* **Written task A**
Retype the entries between the line holding "I need the location of every UI element. Format: name <box>x0" and the line holding "avatar-head <box>30 8 43 20</box>", inclusive, and leave out the pictures.

Wednesday, December 17, 2008

Ohhh yeaahhh!

Weeks ago, I spent gads of money that I really didn't have on a Nintendo Wii. Certainly, as a single man who loves his toys, I do not regret this purchase, but since I had very little money after buying it, purchasing games it play on it was difficult. Once my arms started to cramp up from all the Wii Sports, I decided to figure out how to hook the thing up to he internets, because I had heard you could download "classic" games and play them as new. I used the quotes there because, to me, "classic" refers to things that are really old, like mummies or Clint Eastwood. It shoudn't refer to anything that came about in my lifetime.

* **Written task B**
Echo the Wii blog post word for word between "Ohhh yeaahhh!" and "in my lifetime.", inclusive.

* **Listing**
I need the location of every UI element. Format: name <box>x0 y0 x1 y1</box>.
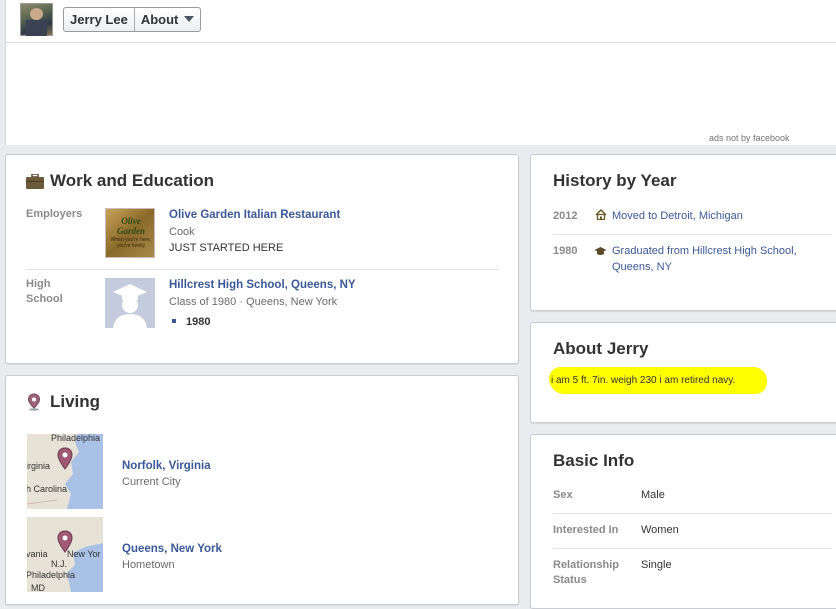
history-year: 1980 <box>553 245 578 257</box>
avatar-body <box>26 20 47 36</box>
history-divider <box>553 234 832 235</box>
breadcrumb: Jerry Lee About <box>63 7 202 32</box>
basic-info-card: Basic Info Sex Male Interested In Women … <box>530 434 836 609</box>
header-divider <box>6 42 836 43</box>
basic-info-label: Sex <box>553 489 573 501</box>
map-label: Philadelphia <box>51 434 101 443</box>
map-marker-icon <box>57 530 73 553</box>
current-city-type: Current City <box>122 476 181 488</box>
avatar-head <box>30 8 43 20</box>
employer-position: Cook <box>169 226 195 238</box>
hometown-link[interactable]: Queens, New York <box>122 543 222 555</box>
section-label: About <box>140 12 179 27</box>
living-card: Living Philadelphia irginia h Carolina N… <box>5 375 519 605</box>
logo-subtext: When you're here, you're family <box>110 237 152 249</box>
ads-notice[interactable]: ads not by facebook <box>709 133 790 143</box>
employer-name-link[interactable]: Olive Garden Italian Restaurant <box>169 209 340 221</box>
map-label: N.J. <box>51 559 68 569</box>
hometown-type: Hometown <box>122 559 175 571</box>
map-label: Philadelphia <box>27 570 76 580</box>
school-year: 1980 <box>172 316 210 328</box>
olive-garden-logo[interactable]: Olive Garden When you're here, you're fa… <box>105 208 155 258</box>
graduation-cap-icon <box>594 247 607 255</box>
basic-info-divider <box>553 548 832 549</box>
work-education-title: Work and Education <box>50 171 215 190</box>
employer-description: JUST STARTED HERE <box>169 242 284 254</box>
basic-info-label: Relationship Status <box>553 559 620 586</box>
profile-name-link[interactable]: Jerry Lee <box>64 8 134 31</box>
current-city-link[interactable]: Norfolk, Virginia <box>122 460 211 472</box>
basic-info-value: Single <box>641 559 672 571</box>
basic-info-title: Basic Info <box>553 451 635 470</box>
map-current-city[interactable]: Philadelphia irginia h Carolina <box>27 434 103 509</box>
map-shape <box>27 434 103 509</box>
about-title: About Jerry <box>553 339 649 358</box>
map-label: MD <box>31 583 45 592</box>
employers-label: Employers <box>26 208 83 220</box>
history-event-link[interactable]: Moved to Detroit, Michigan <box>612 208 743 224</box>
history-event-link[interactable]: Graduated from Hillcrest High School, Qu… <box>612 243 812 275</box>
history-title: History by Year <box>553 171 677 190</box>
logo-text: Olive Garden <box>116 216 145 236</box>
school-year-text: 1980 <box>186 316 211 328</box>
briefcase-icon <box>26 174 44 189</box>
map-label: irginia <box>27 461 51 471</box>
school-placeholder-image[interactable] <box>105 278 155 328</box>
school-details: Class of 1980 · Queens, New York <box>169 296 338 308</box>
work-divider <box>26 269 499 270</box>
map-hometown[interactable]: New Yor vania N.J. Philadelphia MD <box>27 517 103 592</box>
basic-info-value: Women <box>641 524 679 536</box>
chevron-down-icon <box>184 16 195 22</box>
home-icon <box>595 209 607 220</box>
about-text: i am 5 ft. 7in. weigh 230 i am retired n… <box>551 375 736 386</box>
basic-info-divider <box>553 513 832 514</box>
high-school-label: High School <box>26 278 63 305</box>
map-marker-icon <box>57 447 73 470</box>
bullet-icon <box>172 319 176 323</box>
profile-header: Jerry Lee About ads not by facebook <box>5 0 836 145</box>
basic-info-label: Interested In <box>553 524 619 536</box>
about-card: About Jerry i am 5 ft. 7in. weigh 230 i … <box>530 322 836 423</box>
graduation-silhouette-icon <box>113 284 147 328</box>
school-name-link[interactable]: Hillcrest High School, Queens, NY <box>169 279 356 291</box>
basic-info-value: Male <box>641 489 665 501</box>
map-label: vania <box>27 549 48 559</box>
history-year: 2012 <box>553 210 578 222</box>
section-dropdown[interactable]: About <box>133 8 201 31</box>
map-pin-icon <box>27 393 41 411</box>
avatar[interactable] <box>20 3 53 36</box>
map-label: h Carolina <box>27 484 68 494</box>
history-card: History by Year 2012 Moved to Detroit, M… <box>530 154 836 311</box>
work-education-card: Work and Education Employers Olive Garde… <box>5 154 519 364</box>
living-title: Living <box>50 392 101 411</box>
==
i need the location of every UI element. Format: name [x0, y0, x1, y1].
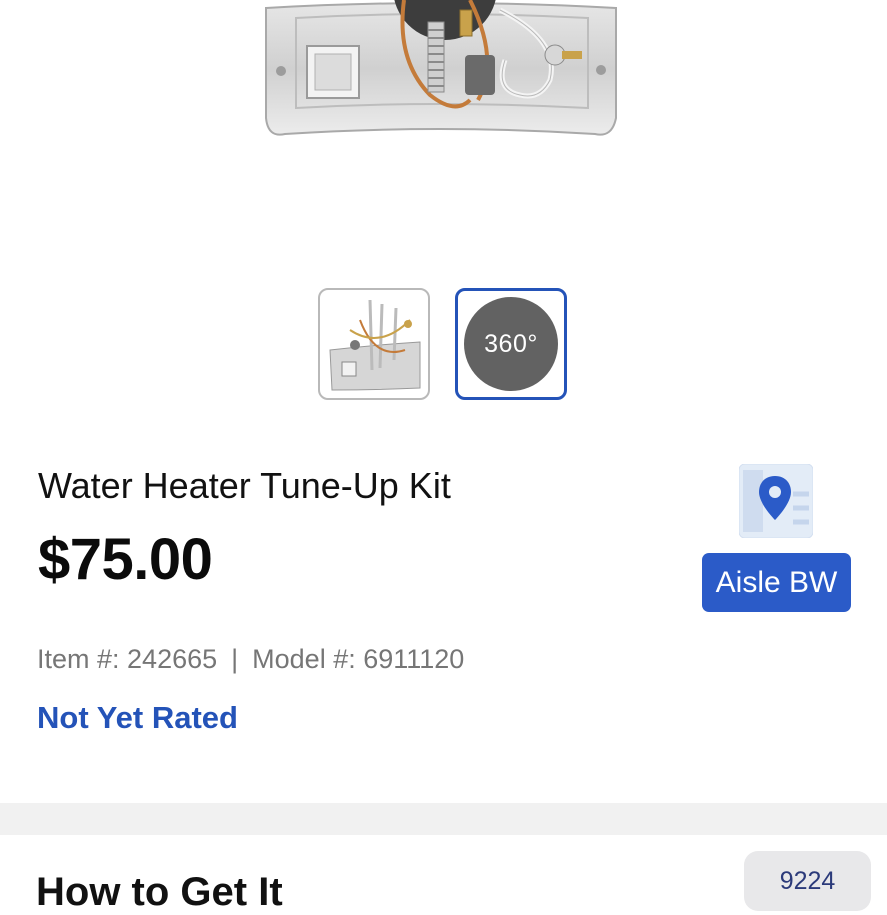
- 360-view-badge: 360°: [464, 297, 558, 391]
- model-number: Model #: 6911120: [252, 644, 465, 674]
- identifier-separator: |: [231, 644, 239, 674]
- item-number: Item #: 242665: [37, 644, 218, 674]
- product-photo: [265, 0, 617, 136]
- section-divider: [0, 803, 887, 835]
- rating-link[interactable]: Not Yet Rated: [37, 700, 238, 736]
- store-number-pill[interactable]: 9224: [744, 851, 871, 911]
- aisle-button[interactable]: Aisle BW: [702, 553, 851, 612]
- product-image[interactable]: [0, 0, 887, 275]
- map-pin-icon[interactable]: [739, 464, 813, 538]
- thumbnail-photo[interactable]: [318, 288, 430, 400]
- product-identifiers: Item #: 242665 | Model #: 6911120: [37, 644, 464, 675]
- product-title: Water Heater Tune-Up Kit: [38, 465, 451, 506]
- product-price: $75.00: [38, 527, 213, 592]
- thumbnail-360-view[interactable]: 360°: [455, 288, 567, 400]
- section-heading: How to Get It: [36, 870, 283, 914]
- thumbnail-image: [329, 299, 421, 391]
---
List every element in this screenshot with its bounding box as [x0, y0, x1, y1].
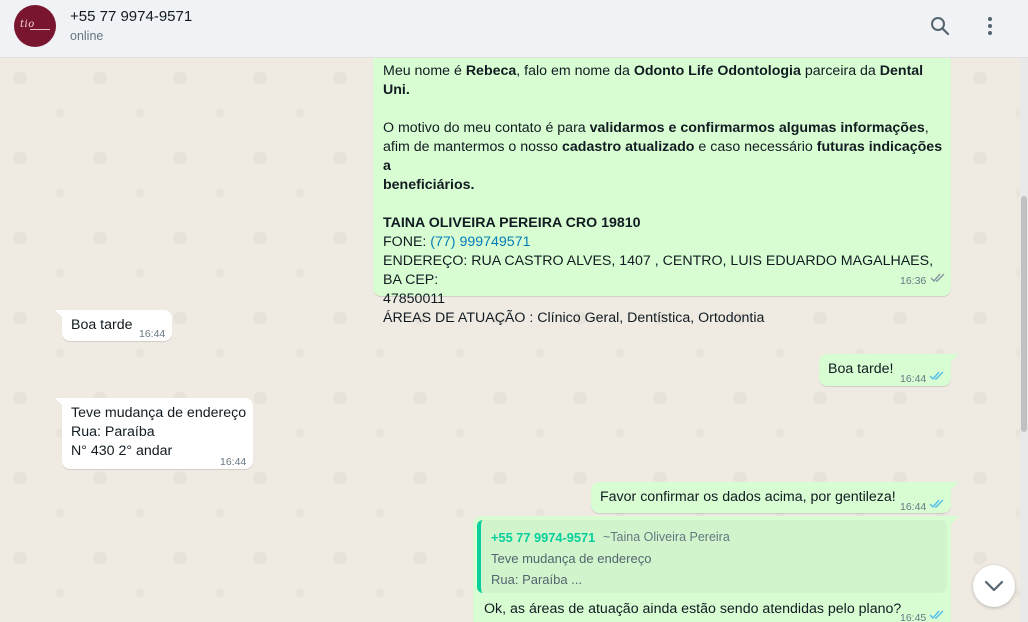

* **Result A**
I need the location of every UI element. Format: name <box>x0 y0 x1 y1</box>.
history-year: 1980 <box>553 245 578 257</box>
avatar-body <box>26 20 47 36</box>
history-divider <box>553 234 832 235</box>
breadcrumb: Jerry Lee About <box>63 7 202 32</box>
basic-info-card: Basic Info Sex Male Interested In Women … <box>530 434 836 609</box>
header-divider <box>6 42 836 43</box>
basic-info-label: Sex <box>553 489 573 501</box>
map-label: Philadelphia <box>51 434 101 443</box>
map-marker-icon <box>57 530 73 553</box>
current-city-type: Current City <box>122 476 181 488</box>
avatar-head <box>30 8 43 20</box>

* **Result B**
Ohhh yeaahhh!

Weeks ago, I spent gads of money that I really didn't have on a Nintendo Wii. Certainly, as a single man who loves his toys, I do not regret this purchase, but since I had very little money after buying it, purchasing games it play on it was difficult. Once my arms started to cramp up from all the Wii Sports, I decided to figure out how to hook the thing up to he internets, because I had heard you could download "classic" games and play them as new. I used the quotes there because, to me, "classic" refers to things that are really old, like mummies or Clint Eastwood. It shoudn't refer to anything that came about in my lifetime.